----- SOURCE MATERIAL
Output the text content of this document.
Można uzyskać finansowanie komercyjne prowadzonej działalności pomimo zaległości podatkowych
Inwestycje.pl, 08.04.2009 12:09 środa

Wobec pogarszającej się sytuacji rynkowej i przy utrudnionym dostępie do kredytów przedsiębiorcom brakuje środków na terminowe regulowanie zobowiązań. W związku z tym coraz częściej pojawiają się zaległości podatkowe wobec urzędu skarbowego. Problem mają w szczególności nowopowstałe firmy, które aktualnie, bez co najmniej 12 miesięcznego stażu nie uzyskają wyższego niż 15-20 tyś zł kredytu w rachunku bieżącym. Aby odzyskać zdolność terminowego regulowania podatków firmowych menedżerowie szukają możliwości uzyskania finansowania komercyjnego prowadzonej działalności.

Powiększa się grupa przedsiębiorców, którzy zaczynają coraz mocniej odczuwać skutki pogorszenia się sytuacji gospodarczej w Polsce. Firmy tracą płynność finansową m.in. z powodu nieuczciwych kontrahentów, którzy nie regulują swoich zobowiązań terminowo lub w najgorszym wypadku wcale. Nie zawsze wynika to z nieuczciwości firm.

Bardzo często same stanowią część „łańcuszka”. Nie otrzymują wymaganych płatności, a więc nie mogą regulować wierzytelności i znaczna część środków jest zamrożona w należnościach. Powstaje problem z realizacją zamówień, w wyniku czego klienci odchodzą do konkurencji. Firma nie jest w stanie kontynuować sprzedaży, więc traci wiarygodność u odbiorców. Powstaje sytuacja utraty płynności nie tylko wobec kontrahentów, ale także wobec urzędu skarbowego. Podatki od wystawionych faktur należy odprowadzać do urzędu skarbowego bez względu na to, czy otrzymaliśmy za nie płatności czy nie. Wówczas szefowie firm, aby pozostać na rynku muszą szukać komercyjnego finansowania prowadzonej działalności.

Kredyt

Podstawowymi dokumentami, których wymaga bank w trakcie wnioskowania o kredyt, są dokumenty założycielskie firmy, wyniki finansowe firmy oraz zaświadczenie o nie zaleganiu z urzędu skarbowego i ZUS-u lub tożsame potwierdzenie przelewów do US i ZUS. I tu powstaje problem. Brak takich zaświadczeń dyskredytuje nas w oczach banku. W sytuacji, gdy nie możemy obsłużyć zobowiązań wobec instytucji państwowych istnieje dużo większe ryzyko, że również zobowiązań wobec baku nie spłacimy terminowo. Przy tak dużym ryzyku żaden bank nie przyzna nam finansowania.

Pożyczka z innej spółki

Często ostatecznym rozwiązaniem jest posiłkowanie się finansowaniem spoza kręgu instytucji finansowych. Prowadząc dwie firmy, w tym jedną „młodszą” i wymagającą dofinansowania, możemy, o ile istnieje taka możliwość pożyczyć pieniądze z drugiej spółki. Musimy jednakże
----------
| BRIEF |
Copy out the whole listing, exactly as written.

| ANSWER |
Output the text content of this document.
Można uzyskać finansowanie komercyjne prowadzonej działalności pomimo zaległości podatkowych
Inwestycje.pl, 08.04.2009 12:09 środa

Wobec pogarszającej się sytuacji rynkowej i przy utrudnionym dostępie do kredytów przedsiębiorcom brakuje środków na terminowe regulowanie zobowiązań. W związku z tym coraz częściej pojawiają się zaległości podatkowe wobec urzędu skarbowego. Problem mają w szczególności nowopowstałe firmy, które aktualnie, bez co najmniej 12 miesięcznego stażu nie uzyskają wyższego niż 15-20 tyś zł kredytu w rachunku bieżącym. Aby odzyskać zdolność terminowego regulowania podatków firmowych menedżerowie szukają możliwości uzyskania finansowania komercyjnego prowadzonej działalności.

Powiększa się grupa przedsiębiorców, którzy zaczynają coraz mocniej odczuwać skutki pogorszenia się sytuacji gospodarczej w Polsce. Firmy tracą płynność finansową m.in. z powodu nieuczciwych kontrahentów, którzy nie regulują swoich zobowiązań terminowo lub w najgorszym wypadku wcale. Nie zawsze wynika to z nieuczciwości firm.

Bardzo często same stanowią część „łańcuszka”. Nie otrzymują wymaganych płatności, a więc nie mogą regulować wierzytelności i znaczna część środków jest zamrożona w należnościach. Powstaje problem z realizacją zamówień, w wyniku czego klienci odchodzą do konkurencji. Firma nie jest w stanie kontynuować sprzedaży, więc traci wiarygodność u odbiorców. Powstaje sytuacja utraty płynności nie tylko wobec kontrahentów, ale także wobec urzędu skarbowego. Podatki od wystawionych faktur należy odprowadzać do urzędu skarbowego bez względu na to, czy otrzymaliśmy za nie płatności czy nie. Wówczas szefowie firm, aby pozostać na rynku muszą szukać komercyjnego finansowania prowadzonej działalności.

Kredyt

Podstawowymi dokumentami, których wymaga bank w trakcie wnioskowania o kredyt, są dokumenty założycielskie firmy, wyniki finansowe firmy oraz zaświadczenie o nie zaleganiu z urzędu skarbowego i ZUS-u lub tożsame potwierdzenie przelewów do US i ZUS. I tu powstaje problem. Brak takich zaświadczeń dyskredytuje nas w oczach banku. W sytuacji, gdy nie możemy obsłużyć zobowiązań wobec instytucji państwowych istnieje dużo większe ryzyko, że również zobowiązań wobec baku nie spłacimy terminowo. Przy tak dużym ryzyku żaden bank nie przyzna nam finansowania.

Pożyczka z innej spółki

Często ostatecznym rozwiązaniem jest posiłkowanie się finansowaniem spoza kręgu instytucji finansowych. Prowadząc dwie firmy, w tym jedną „młodszą” i wymagającą dofinansowania, możemy, o ile istnieje taka możliwość pożyczyć pieniądze z drugiej spółki. Musimy jednakże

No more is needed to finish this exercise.